* _Selected extract_
· · · ·
Step 2: Scrape the Returned Link Detail Page
You can retrieve page details in two ways: by creating a new scraper or by calling our API. Use the link returned from the manual workflow above. This is the URL you will scrape to get the detailed data.
New Scraper
- Open our dashboard on https://v3.app.mrscraper.com/auth/login
- Click Scraper in the left sidebar, and click New AI Scraper + at the top to create a new AI scraper
- Input the link of the page into the URL field, then press submit to start scraping
- Wait until the scraping is complete.
- Example output:
{
"name": "!Xaus Lodge",
"images": [
"/ImageHandler/w1920x1080/24061/024.jpg",
"/ImageHandler/w1920x1080/24061/006.jpg",
"/ImageHandler/w1920x1080/24061/022.jpg"
],
"fast_facts": {
"rating": "Other",
"check_in_time": "14:30",
"check_out_time": "11:00",
"number_of_rooms": 12,
"spoken_languages": [
"Afrikaans",
"English"
],
"special_interests": [
"Adventure",
"Birding",
"History & Culture",
"Indigenous Culture / Art",
"Leisure",
"Nature",
"Relaxation",
"Star Gazing",
"Wildlife"
· · · ·
* _Data entries_

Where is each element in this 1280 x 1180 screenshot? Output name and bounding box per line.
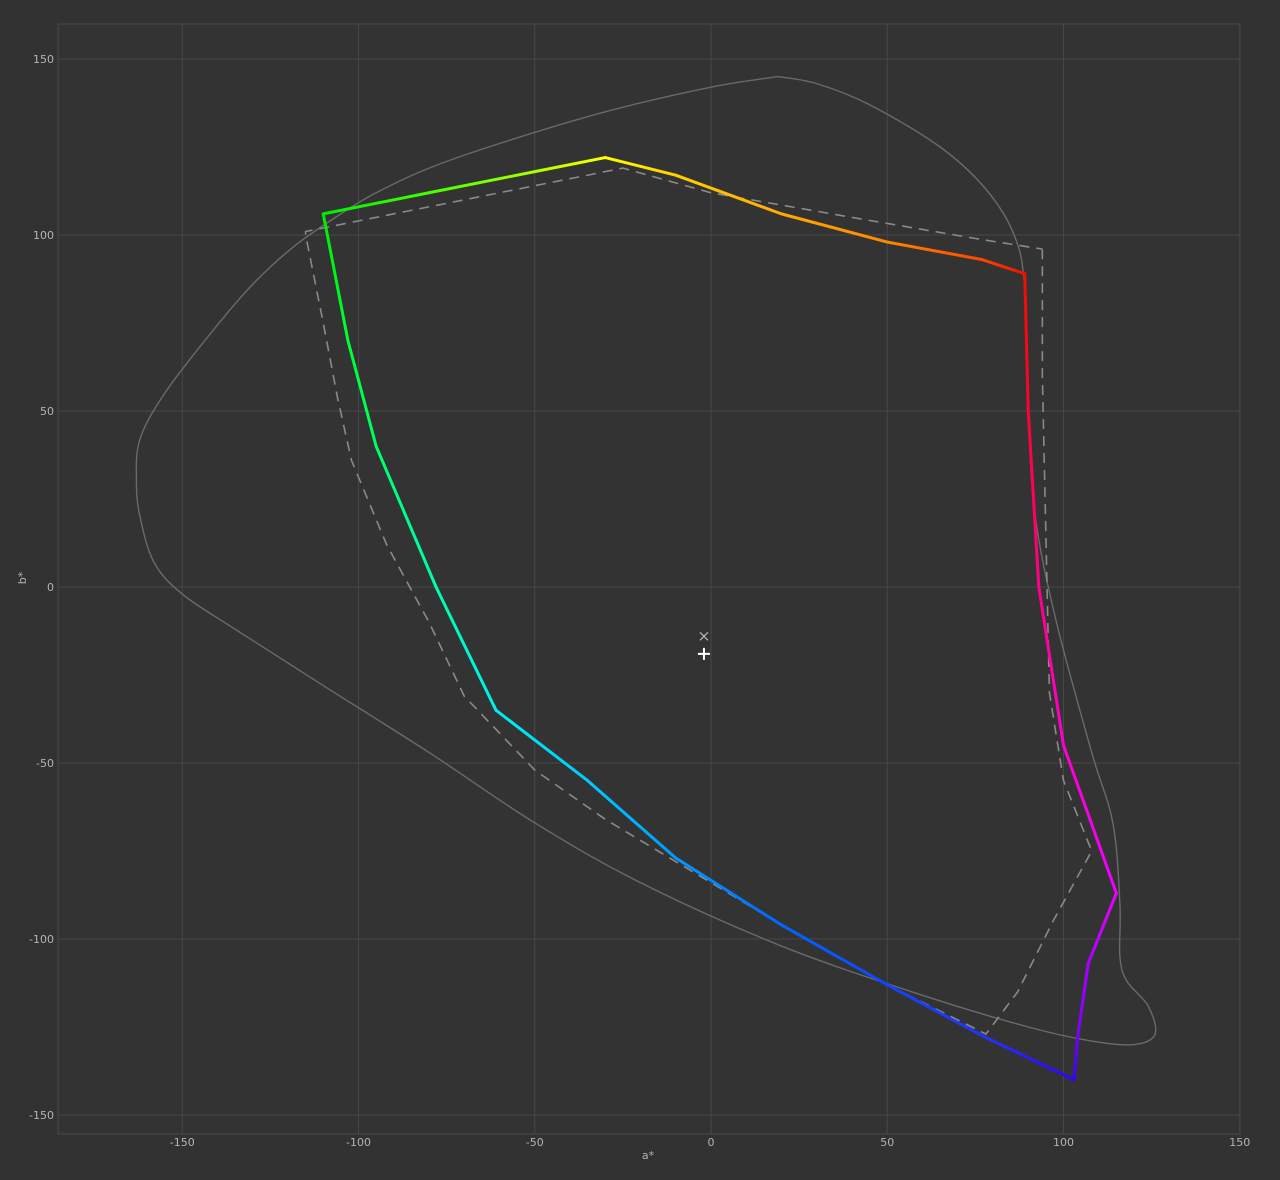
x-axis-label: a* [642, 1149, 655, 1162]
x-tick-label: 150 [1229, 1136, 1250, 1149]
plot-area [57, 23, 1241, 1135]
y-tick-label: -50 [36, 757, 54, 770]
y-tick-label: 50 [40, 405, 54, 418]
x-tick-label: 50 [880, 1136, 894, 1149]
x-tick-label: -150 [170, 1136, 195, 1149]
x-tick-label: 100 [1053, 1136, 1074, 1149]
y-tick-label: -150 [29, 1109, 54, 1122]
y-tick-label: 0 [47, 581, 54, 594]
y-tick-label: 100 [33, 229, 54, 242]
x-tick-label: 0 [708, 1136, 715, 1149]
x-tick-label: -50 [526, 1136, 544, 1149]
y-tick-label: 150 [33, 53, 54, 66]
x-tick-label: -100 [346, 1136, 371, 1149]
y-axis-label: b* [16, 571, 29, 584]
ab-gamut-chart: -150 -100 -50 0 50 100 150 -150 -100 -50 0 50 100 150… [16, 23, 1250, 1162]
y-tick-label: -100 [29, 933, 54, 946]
· · · ·
* _Exercises to complete_
1) Rewrite the paragraph of the scraping guide that begins "You can retrieve page details" more briefly, keeping its main facts.
2) In the scraping guide's example output, how many rooms are listed?
3) From the scraping guide, set down the passage starting with "Step 2: Scrape" and going on through "scraping is complete.".

* _Task answers_
1) Page details can be retrieved either by creating a new scraper or by calling the API. The link returned from the earlier manual workflow is the URL to scrape for the detailed data.

2) 12

3)
Step 2: Scrape the Returned Link Detail Page
You can retrieve page details in two ways: by creating a new scraper or by calling our API. Use the link returned from the manual workflow above. This is the URL you will scrape to get the detailed data.
New Scraper
- Open our dashboard on https://v3.app.mrscraper.com/auth/login
- Click Scraper in the left sidebar, and click New AI Scraper + at the top to create a new AI scraper
- Input the link of the page into the URL field, then press submit to start scraping
- Wait until the scraping is complete.